#### Direction:
Look through the records below, and copy out every line that holds the string "structured".

#### Data rows:
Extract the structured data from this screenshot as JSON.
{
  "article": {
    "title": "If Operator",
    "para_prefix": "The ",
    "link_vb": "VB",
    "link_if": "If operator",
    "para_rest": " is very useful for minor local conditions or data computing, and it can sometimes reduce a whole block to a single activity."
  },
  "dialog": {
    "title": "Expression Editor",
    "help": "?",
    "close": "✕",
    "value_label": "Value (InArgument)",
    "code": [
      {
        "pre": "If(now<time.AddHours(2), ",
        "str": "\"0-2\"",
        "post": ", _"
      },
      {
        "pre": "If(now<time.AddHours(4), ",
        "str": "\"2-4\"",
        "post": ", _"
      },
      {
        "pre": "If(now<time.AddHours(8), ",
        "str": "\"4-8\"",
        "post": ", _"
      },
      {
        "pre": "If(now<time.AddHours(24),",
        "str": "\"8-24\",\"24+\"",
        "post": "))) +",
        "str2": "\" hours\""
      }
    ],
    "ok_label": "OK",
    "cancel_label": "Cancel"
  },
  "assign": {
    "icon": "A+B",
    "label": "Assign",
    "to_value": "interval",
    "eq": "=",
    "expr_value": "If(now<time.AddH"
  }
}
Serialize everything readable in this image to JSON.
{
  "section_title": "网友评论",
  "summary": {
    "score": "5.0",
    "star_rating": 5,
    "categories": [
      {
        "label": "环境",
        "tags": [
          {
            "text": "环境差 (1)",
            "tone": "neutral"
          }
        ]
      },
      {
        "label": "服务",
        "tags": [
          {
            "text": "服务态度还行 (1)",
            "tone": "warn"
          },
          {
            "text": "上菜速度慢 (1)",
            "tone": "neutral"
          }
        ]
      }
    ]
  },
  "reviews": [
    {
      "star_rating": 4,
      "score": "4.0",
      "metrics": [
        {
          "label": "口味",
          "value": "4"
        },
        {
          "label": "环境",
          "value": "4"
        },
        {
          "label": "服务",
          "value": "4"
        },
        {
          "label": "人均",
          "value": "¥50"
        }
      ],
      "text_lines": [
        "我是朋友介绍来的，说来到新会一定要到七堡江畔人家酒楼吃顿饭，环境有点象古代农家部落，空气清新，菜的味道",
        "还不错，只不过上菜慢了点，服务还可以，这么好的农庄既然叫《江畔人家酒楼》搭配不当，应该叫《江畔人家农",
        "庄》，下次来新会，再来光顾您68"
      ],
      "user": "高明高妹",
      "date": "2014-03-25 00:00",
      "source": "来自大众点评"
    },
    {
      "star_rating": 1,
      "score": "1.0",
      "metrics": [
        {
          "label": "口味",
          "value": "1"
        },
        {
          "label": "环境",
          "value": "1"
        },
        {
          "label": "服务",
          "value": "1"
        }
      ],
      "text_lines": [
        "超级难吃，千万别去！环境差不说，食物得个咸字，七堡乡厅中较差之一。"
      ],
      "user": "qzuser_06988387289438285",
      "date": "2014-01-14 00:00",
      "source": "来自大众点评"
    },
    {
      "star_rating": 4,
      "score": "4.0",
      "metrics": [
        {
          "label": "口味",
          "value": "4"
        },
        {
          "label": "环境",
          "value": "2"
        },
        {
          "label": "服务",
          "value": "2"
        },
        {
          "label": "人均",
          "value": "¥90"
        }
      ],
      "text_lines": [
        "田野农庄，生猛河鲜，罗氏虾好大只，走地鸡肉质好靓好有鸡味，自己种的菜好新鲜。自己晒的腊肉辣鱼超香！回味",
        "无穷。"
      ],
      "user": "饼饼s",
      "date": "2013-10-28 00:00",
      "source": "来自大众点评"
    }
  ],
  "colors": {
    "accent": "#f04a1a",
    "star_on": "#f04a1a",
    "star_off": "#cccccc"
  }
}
==
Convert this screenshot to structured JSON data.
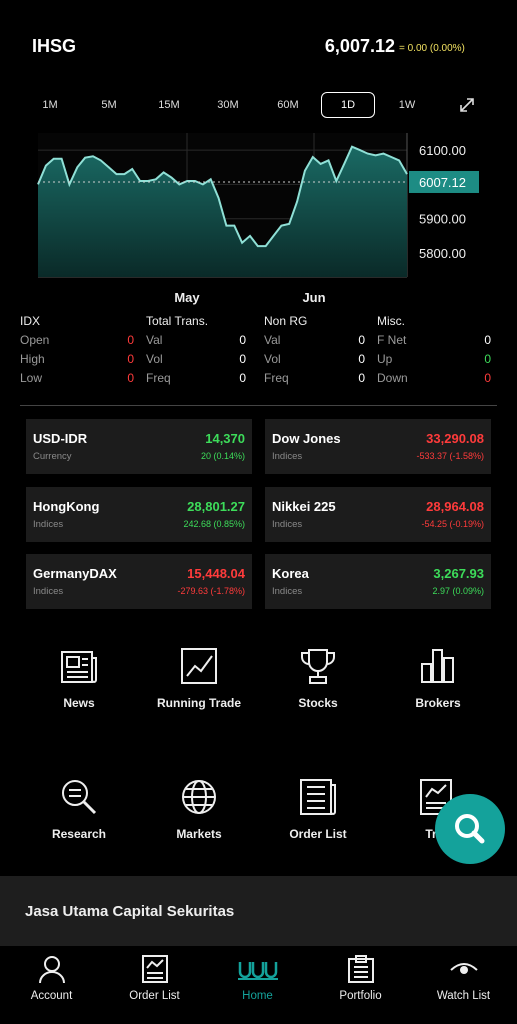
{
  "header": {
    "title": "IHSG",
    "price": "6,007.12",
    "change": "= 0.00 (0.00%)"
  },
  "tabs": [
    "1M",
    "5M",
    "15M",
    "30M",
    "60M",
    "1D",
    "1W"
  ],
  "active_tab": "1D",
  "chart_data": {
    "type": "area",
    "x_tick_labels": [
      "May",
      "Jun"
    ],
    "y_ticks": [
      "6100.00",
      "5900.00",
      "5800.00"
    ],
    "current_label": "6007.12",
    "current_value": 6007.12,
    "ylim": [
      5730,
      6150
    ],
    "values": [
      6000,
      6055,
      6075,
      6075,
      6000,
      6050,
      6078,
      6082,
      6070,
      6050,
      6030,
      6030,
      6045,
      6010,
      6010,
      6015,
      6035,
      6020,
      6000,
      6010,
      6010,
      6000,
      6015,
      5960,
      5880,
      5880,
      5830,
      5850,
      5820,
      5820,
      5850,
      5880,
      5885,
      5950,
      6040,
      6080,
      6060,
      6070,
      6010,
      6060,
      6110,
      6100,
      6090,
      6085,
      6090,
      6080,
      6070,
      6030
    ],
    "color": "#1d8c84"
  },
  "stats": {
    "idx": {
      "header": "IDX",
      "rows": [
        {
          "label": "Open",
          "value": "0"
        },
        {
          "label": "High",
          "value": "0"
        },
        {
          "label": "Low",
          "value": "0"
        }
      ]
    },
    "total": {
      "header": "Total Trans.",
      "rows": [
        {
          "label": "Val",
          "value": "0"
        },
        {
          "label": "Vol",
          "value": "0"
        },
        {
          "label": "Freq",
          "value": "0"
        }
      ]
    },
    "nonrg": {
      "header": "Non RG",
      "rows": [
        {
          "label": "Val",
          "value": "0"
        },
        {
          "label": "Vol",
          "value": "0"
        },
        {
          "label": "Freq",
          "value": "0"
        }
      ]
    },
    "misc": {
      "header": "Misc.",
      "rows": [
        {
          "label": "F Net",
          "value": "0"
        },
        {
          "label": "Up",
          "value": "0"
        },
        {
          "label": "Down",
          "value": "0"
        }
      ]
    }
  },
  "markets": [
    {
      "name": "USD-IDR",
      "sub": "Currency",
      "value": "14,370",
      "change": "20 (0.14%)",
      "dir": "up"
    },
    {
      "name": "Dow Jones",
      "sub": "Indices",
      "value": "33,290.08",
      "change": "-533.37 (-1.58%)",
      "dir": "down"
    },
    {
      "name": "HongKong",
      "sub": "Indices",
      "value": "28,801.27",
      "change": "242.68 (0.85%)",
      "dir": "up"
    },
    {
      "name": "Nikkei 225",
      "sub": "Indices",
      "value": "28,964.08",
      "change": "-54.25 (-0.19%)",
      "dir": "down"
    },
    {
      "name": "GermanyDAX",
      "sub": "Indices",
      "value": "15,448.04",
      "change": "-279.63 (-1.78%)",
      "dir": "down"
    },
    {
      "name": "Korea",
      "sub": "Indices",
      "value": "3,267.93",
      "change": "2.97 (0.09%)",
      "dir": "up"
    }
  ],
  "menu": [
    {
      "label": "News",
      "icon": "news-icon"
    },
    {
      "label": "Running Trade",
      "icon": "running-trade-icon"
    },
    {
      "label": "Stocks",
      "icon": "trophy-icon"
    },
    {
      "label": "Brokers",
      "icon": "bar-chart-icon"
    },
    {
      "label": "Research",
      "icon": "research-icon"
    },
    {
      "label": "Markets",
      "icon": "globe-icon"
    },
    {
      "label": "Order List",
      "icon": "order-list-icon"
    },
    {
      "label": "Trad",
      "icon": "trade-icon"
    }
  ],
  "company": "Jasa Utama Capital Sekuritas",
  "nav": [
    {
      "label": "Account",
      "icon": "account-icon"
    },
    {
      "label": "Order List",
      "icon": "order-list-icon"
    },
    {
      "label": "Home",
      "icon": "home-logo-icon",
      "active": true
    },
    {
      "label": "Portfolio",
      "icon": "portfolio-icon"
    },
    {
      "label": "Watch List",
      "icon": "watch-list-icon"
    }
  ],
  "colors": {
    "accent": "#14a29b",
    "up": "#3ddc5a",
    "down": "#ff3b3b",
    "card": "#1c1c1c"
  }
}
...
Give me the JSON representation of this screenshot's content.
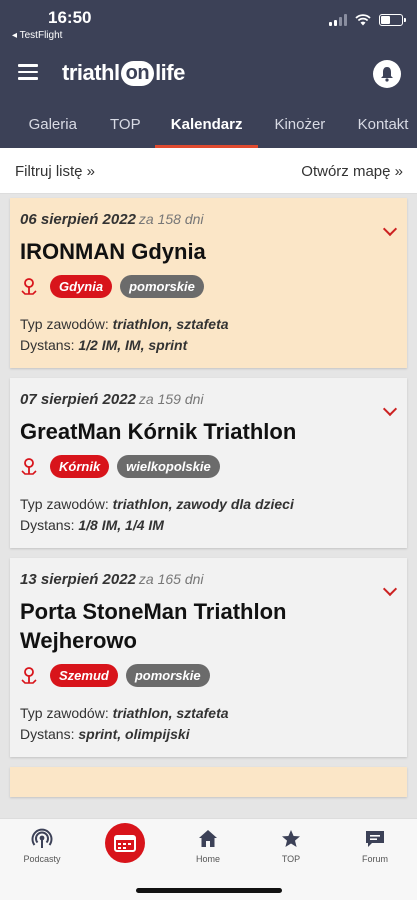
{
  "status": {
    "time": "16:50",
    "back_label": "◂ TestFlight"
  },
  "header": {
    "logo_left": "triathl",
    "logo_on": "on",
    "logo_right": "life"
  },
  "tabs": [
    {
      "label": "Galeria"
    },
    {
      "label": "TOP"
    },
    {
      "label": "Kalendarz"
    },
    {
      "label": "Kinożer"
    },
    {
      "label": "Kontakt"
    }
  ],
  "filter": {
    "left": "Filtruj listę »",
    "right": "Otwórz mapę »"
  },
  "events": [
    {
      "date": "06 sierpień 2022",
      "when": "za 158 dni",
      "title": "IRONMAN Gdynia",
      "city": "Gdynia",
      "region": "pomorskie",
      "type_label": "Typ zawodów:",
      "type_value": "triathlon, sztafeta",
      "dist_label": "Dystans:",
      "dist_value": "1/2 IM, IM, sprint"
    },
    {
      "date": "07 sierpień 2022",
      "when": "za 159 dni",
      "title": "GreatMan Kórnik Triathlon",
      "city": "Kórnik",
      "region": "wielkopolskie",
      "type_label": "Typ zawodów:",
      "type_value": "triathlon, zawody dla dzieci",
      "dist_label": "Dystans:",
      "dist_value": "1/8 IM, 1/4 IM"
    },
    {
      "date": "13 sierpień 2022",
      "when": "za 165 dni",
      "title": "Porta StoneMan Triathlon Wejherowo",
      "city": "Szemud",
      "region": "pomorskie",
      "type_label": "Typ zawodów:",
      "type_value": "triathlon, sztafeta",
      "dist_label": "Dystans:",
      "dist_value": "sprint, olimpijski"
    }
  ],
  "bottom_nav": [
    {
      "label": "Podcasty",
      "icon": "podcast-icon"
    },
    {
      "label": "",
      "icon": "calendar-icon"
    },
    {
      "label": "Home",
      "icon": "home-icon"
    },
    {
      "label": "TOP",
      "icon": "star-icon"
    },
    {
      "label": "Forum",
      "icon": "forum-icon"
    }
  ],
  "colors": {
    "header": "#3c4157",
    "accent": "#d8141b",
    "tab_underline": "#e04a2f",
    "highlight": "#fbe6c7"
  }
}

#### Solution for this exercise:
Extract the structured data from this screenshot as JSON.
Convert this screenshot to structured JSON data.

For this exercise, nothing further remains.